**What you need to do**
Repeat each record exactly as written, and drop any images.

**Extracted data**
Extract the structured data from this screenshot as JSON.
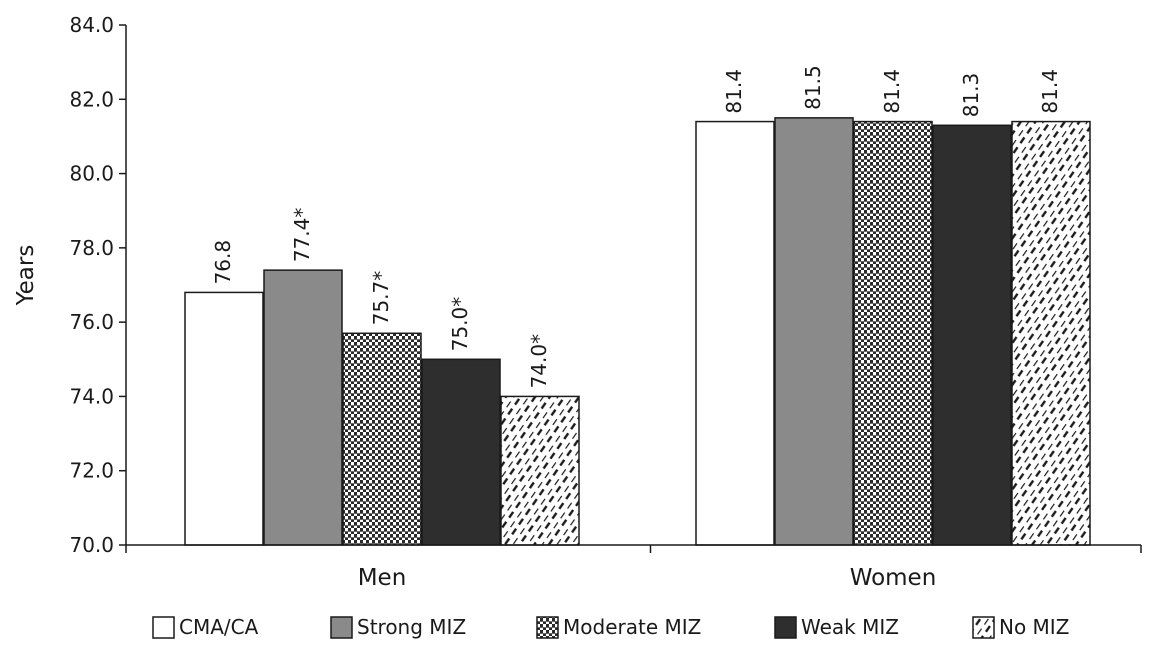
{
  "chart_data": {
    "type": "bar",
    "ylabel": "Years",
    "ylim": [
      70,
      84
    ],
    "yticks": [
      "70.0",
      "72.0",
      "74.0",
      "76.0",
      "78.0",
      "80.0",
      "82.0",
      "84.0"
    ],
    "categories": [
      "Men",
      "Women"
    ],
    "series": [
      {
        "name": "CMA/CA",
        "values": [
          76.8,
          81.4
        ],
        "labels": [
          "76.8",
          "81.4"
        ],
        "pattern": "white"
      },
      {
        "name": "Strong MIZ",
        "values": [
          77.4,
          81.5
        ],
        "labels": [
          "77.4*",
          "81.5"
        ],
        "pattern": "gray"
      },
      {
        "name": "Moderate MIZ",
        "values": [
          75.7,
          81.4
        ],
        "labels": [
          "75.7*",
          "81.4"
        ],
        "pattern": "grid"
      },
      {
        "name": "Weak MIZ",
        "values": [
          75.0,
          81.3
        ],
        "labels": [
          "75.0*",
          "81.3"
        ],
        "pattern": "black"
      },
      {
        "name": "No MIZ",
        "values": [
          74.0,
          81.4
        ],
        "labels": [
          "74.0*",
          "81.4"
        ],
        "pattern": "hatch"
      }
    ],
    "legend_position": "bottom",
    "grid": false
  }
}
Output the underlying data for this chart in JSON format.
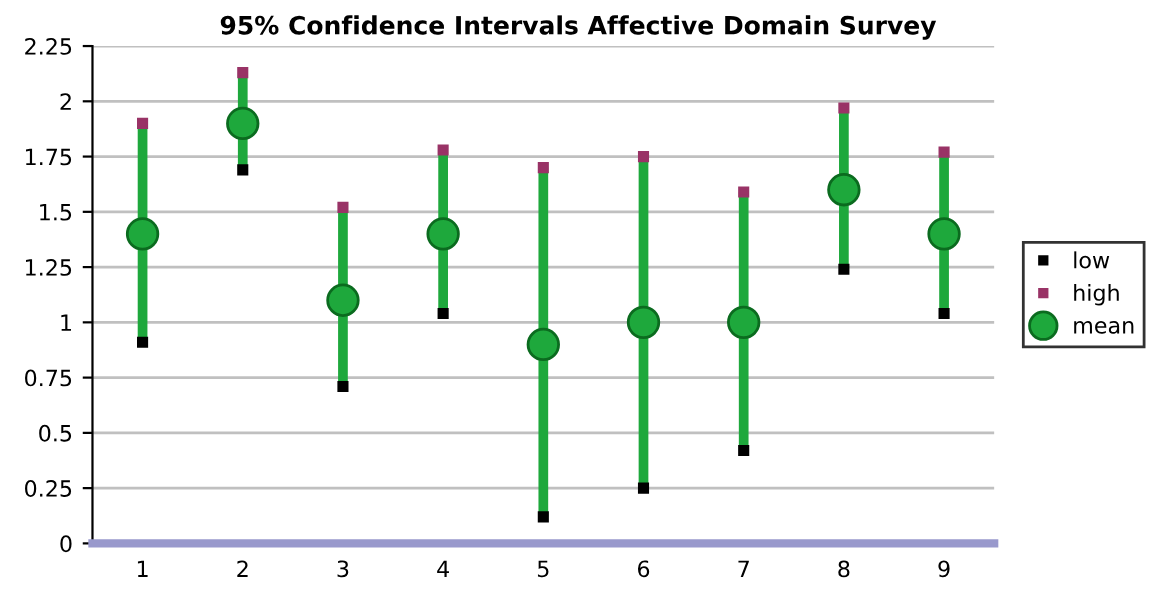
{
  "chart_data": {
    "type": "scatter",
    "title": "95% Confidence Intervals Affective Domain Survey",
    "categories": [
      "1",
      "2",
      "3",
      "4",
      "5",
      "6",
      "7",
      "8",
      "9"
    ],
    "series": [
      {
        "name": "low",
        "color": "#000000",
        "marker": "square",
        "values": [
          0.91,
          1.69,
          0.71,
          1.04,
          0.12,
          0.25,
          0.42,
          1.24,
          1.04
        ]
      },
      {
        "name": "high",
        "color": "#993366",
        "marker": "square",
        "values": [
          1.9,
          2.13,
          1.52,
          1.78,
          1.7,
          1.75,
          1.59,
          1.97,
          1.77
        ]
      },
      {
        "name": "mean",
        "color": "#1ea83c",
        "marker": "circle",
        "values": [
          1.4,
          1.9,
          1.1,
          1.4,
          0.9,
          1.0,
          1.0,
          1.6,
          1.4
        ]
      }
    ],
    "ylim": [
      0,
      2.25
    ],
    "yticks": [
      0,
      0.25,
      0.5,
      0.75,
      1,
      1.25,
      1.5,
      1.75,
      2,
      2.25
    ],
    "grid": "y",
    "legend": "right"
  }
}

**Result of the task**
Extract the structured data from this screenshot as JSON.
{
  "chart_data": {
    "type": "bar",
    "ylabel": "Years",
    "ylim": [
      70,
      84
    ],
    "yticks": [
      "70.0",
      "72.0",
      "74.0",
      "76.0",
      "78.0",
      "80.0",
      "82.0",
      "84.0"
    ],
    "categories": [
      "Men",
      "Women"
    ],
    "series": [
      {
        "name": "CMA/CA",
        "values": [
          76.8,
          81.4
        ],
        "labels": [
          "76.8",
          "81.4"
        ],
        "pattern": "white"
      },
      {
        "name": "Strong MIZ",
        "values": [
          77.4,
          81.5
        ],
        "labels": [
          "77.4*",
          "81.5"
        ],
        "pattern": "gray"
      },
      {
        "name": "Moderate MIZ",
        "values": [
          75.7,
          81.4
        ],
        "labels": [
          "75.7*",
          "81.4"
        ],
        "pattern": "grid"
      },
      {
        "name": "Weak MIZ",
        "values": [
          75.0,
          81.3
        ],
        "labels": [
          "75.0*",
          "81.3"
        ],
        "pattern": "black"
      },
      {
        "name": "No MIZ",
        "values": [
          74.0,
          81.4
        ],
        "labels": [
          "74.0*",
          "81.4"
        ],
        "pattern": "hatch"
      }
    ],
    "legend_position": "bottom",
    "grid": false
  }
}
Output the underlying data for this chart in JSON format.
{
  "chart_data": {
    "type": "scatter",
    "title": "95% Confidence Intervals Affective Domain Survey",
    "categories": [
      "1",
      "2",
      "3",
      "4",
      "5",
      "6",
      "7",
      "8",
      "9"
    ],
    "series": [
      {
        "name": "low",
        "color": "#000000",
        "marker": "square",
        "values": [
          0.91,
          1.69,
          0.71,
          1.04,
          0.12,
          0.25,
          0.42,
          1.24,
          1.04
        ]
      },
      {
        "name": "high",
        "color": "#993366",
        "marker": "square",
        "values": [
          1.9,
          2.13,
          1.52,
          1.78,
          1.7,
          1.75,
          1.59,
          1.97,
          1.77
        ]
      },
      {
        "name": "mean",
        "color": "#1ea83c",
        "marker": "circle",
        "values": [
          1.4,
          1.9,
          1.1,
          1.4,
          0.9,
          1.0,
          1.0,
          1.6,
          1.4
        ]
      }
    ],
    "ylim": [
      0,
      2.25
    ],
    "yticks": [
      0,
      0.25,
      0.5,
      0.75,
      1,
      1.25,
      1.5,
      1.75,
      2,
      2.25
    ],
    "grid": "y",
    "legend": "right"
  }
}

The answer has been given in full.